== Data supplied

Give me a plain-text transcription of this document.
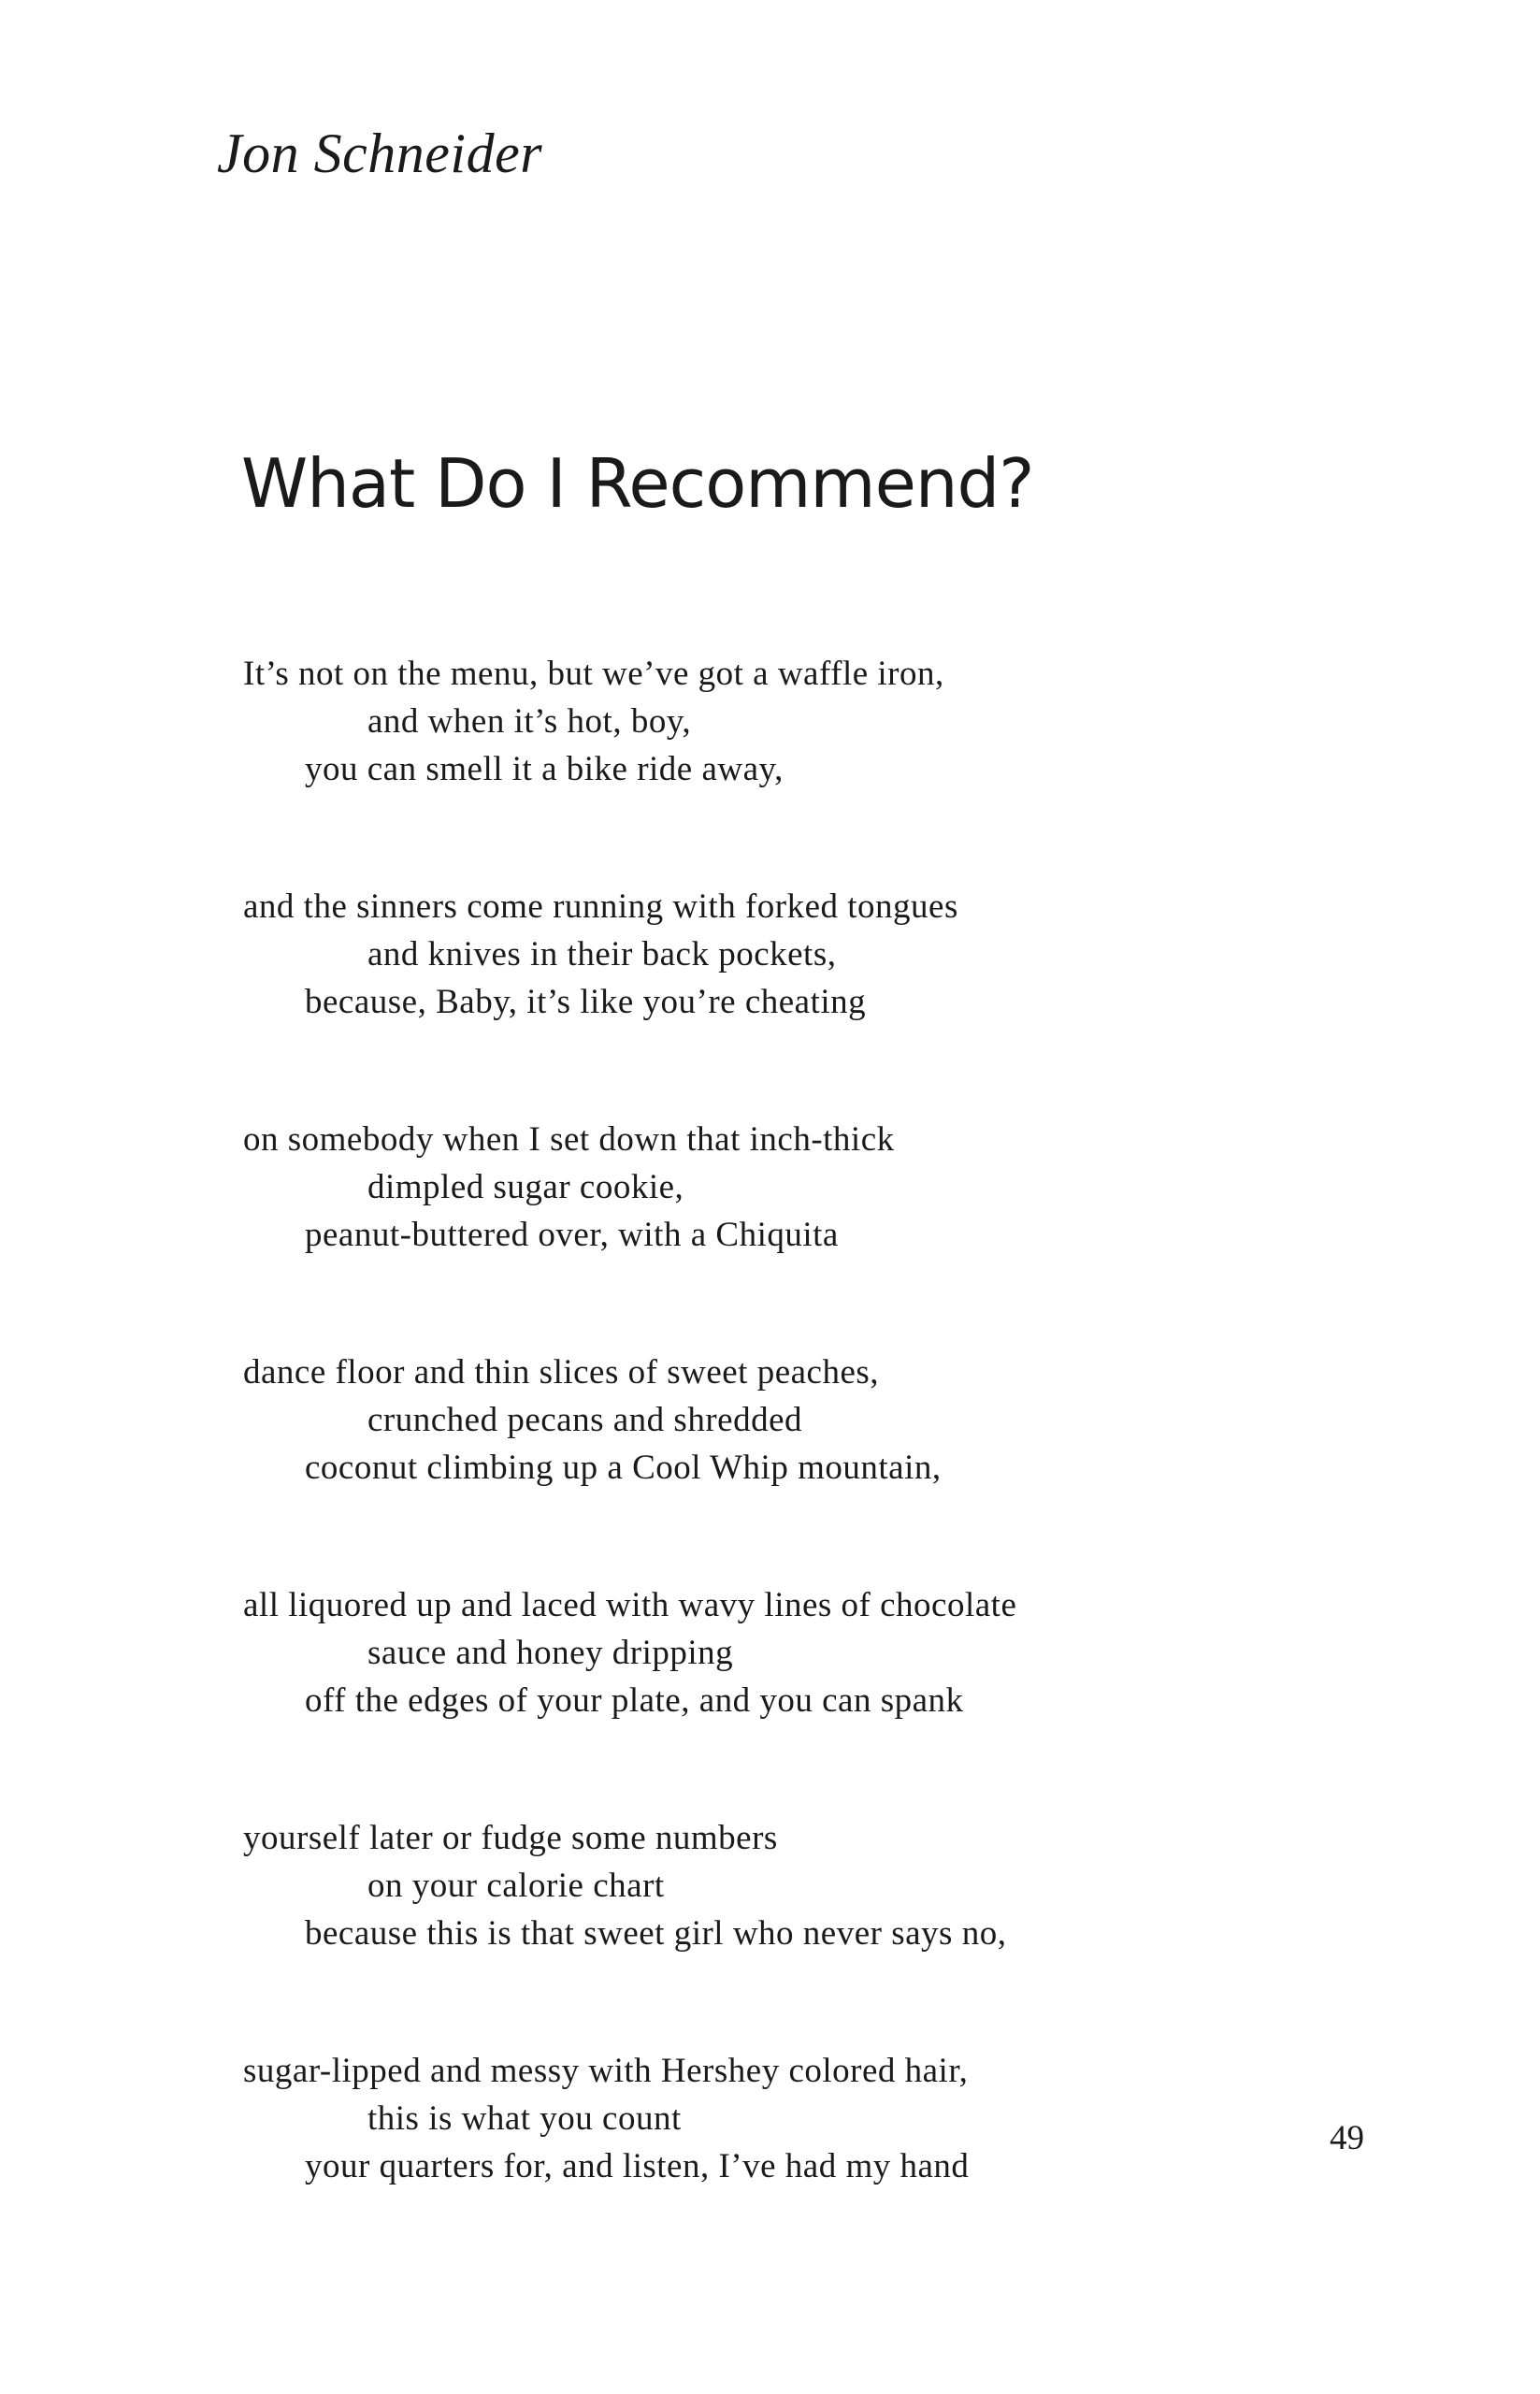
Jon Schneider
What Do I Recommend?
It’s not on the menu, but we’ve got a waffle iron,
and when it’s hot, boy,
you can smell it a bike ride away,
and the sinners come running with forked tongues
and knives in their back pockets,
because, Baby, it’s like you’re cheating
on somebody when I set down that inch-thick
dimpled sugar cookie,
peanut-buttered over, with a Chiquita
dance floor and thin slices of sweet peaches,
crunched pecans and shredded
coconut climbing up a Cool Whip mountain,
all liquored up and laced with wavy lines of chocolate
sauce and honey dripping
off the edges of your plate, and you can spank
yourself later or fudge some numbers
on your calorie chart
because this is that sweet girl who never says no,
sugar-lipped and messy with Hershey colored hair,
this is what you count
your quarters for, and listen, I’ve had my hand
49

====

**Problem:** Leaving out the pictures, repeat the data above exactly.

**Written answer:**
Give me a plain-text transcription of this document.
Jon Schneider
What Do I Recommend?
It’s not on the menu, but we’ve got a waffle iron,
and when it’s hot, boy,
you can smell it a bike ride away,
and the sinners come running with forked tongues
and knives in their back pockets,
because, Baby, it’s like you’re cheating
on somebody when I set down that inch-thick
dimpled sugar cookie,
peanut-buttered over, with a Chiquita
dance floor and thin slices of sweet peaches,
crunched pecans and shredded
coconut climbing up a Cool Whip mountain,
all liquored up and laced with wavy lines of chocolate
sauce and honey dripping
off the edges of your plate, and you can spank
yourself later or fudge some numbers
on your calorie chart
because this is that sweet girl who never says no,
sugar-lipped and messy with Hershey colored hair,
this is what you count
your quarters for, and listen, I’ve had my hand
49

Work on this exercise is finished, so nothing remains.